Task description:
Write out the records below word for word, leaving out the pictures.

[Stored items from a collection]
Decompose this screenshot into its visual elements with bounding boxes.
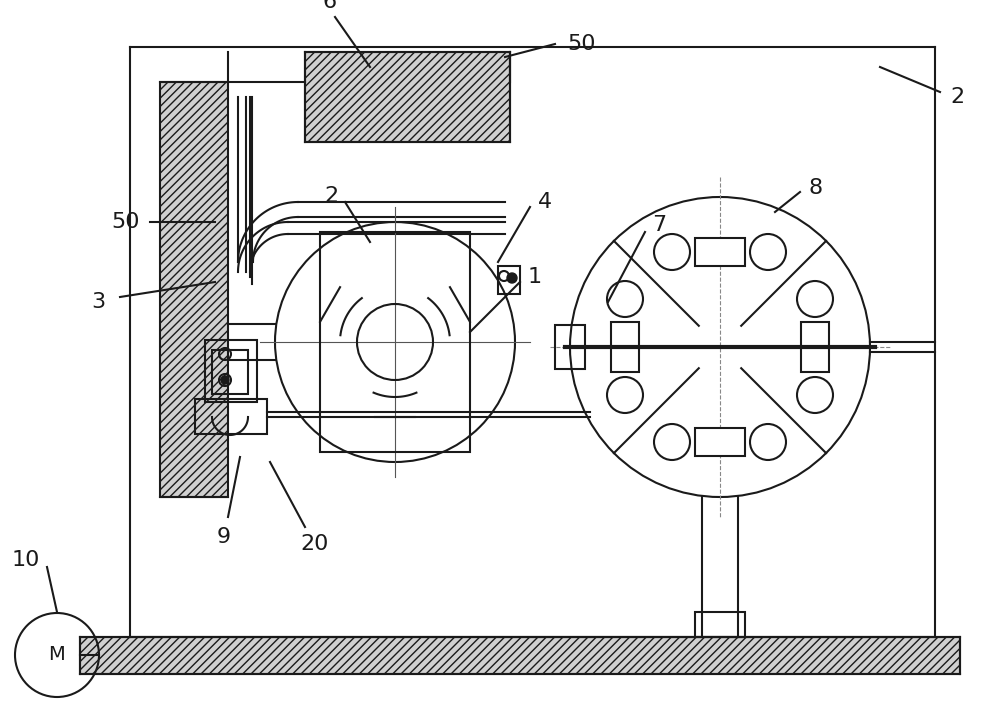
Bar [320,232,470,452]
Bar [498,266,520,294]
Bar [80,637,960,674]
Bar [195,399,267,434]
Text: 50: 50 [567,34,596,54]
Text: 3: 3 [91,292,105,312]
Text: 10: 10 [12,550,40,570]
Bar [801,322,829,372]
Bar [611,322,639,372]
Text: 4: 4 [538,192,552,212]
Text: 20: 20 [301,534,329,554]
Bar [205,340,257,402]
Text: 8: 8 [808,178,822,198]
Bar [695,238,745,266]
Circle shape [221,376,229,384]
Text: 2: 2 [324,186,338,206]
Text: M: M [49,646,65,664]
Text: 9: 9 [217,527,231,547]
Bar [305,52,510,142]
Bar [555,325,585,369]
Bar [212,350,248,394]
Bar [695,428,745,456]
Bar [695,612,745,637]
Circle shape [507,273,517,283]
Text: 50: 50 [112,212,140,232]
Text: 2: 2 [950,87,964,107]
Bar [160,82,228,497]
Text: 6: 6 [323,0,337,12]
Text: 7: 7 [652,215,666,235]
Text: 1: 1 [528,267,542,287]
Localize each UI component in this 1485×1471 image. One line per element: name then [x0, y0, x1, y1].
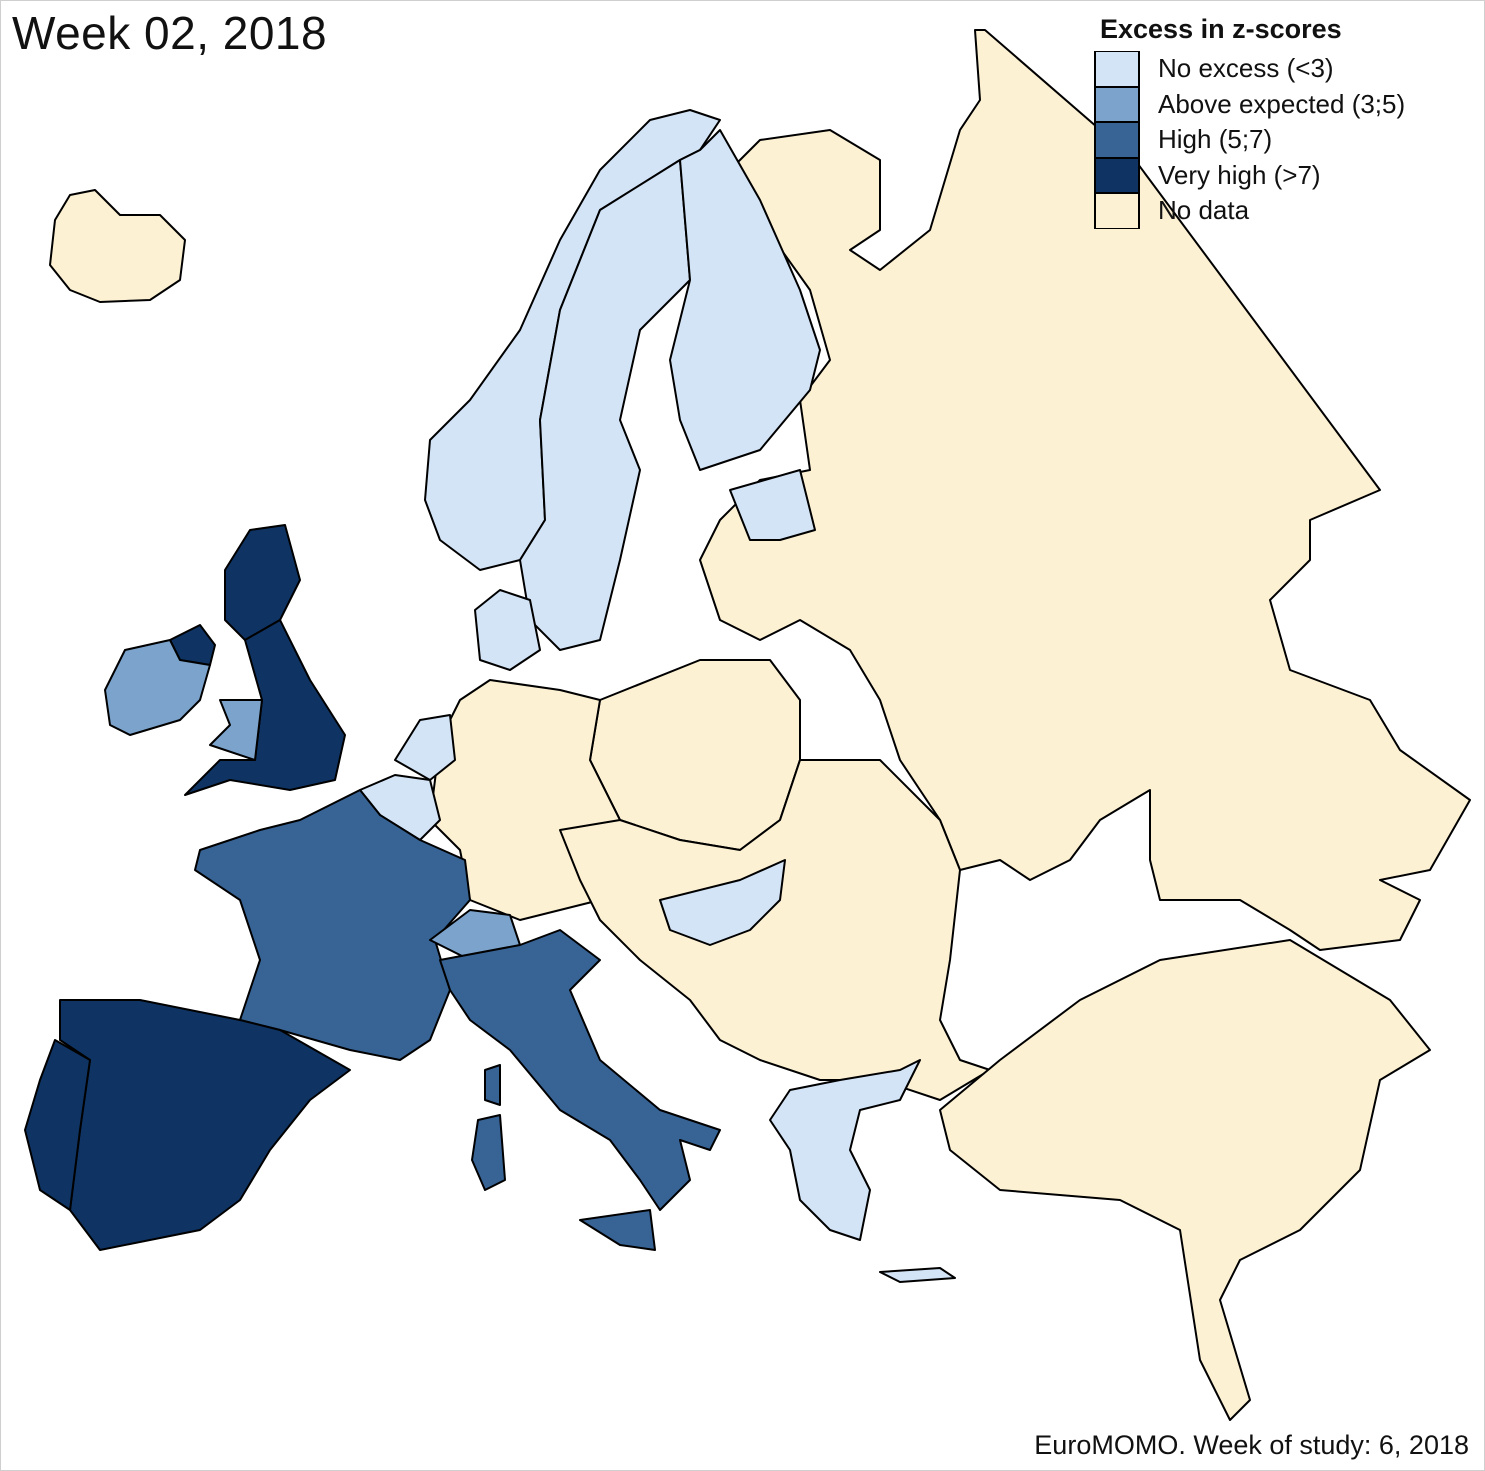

Problem solution:
Decompose this screenshot into its visual elements with bounding boxes.
Bar [320,232,470,452]
Bar [498,266,520,294]
Bar [80,637,960,674]
Bar [195,399,267,434]
Text: 50: 50 [567,34,596,54]
Text: 3: 3 [91,292,105,312]
Text: 10: 10 [12,550,40,570]
Bar [801,322,829,372]
Bar [611,322,639,372]
Text: 4: 4 [538,192,552,212]
Text: 20: 20 [301,534,329,554]
Bar [205,340,257,402]
Text: 8: 8 [808,178,822,198]
Bar [695,238,745,266]
Circle shape [221,376,229,384]
Text: 2: 2 [324,186,338,206]
Text: M: M [49,646,65,664]
Text: 9: 9 [217,527,231,547]
Bar [305,52,510,142]
Bar [555,325,585,369]
Bar [212,350,248,394]
Bar [695,428,745,456]
Bar [695,612,745,637]
Circle shape [507,273,517,283]
Text: 50: 50 [112,212,140,232]
Text: 2: 2 [950,87,964,107]
Bar [160,82,228,497]
Text: 6: 6 [323,0,337,12]
Text: 7: 7 [652,215,666,235]
Text: 1: 1 [528,267,542,287]
Localize each UI component in this 1485×1471 image. One line per element: name then [x0, y0, x1, y1].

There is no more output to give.